— Instruction —
Examine the material below. Gather every line in which the string "quelques" appears.

┌──

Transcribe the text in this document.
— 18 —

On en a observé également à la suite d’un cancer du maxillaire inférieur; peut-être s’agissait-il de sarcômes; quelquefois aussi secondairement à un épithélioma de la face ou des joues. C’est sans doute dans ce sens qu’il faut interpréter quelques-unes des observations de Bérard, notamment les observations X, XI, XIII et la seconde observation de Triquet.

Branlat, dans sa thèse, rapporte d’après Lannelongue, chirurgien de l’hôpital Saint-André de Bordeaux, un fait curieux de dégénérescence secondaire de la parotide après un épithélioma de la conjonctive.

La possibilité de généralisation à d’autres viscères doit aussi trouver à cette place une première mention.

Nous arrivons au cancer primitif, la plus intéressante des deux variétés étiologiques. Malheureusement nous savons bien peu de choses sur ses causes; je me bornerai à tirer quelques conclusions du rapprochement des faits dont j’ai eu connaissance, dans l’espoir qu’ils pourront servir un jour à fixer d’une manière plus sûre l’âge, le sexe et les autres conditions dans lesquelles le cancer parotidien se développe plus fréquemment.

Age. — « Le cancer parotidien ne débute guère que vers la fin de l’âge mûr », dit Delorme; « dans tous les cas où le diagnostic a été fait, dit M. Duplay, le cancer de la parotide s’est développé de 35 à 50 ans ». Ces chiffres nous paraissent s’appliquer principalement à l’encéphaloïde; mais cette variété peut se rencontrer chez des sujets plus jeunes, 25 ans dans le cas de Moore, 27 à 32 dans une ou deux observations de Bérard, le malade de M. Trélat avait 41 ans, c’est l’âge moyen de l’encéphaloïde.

└──
┌──

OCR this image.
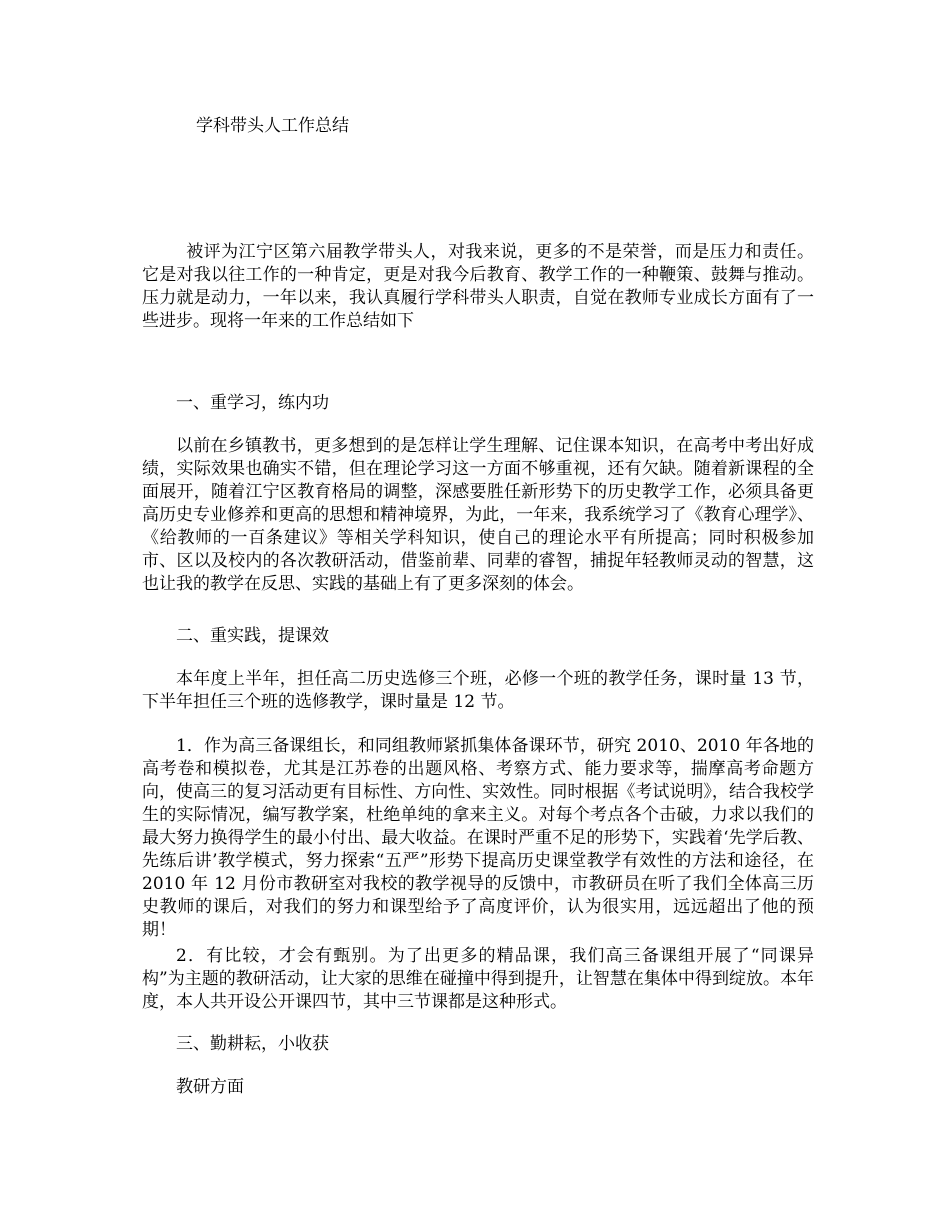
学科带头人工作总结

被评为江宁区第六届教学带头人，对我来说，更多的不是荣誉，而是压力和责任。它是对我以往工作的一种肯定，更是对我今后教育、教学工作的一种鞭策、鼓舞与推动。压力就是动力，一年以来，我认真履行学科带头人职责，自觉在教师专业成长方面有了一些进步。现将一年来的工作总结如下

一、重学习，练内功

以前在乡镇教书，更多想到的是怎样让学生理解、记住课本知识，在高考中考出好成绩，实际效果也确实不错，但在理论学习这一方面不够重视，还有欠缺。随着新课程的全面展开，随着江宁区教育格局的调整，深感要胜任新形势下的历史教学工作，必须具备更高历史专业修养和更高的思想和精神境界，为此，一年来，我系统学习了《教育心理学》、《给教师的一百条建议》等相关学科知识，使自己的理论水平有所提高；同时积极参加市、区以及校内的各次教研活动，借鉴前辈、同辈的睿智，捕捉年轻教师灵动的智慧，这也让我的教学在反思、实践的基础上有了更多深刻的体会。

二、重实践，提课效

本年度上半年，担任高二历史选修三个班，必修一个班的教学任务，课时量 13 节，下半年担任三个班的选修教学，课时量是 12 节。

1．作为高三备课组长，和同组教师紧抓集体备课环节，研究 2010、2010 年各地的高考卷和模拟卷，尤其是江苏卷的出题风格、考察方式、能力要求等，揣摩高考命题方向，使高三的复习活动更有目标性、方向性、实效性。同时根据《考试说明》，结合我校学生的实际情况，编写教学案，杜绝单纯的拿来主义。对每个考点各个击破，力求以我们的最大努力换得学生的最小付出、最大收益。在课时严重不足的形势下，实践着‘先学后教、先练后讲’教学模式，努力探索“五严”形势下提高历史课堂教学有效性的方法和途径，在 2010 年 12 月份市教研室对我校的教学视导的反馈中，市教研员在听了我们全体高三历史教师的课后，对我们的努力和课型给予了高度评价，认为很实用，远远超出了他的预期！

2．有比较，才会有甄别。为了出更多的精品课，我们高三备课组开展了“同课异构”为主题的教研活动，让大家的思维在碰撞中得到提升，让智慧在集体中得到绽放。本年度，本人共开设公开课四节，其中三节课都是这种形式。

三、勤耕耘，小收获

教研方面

└──

— Written solution —
On en a observé également à la suite d’un cancer du maxillaire inférieur; peut-être s’agissait-il de sarcômes; quelquefois aussi secondairement à un épithélioma de la face ou des joues. C’est sans doute dans ce sens qu’il faut interpréter quelques-unes des observations de Bérard, notamment les observations X, XI, XIII et la seconde observation de Triquet.
Nous arrivons au cancer primitif, la plus intéressante des deux variétés étiologiques. Malheureusement nous savons bien peu de choses sur ses causes; je me bornerai à tirer quelques conclusions du rapprochement des faits dont j’ai eu connaissance, dans l’espoir qu’ils pourront servir un jour à fixer d’une manière plus sûre l’âge, le sexe et les autres conditions dans lesquelles le cancer parotidien se développe plus fréquemment.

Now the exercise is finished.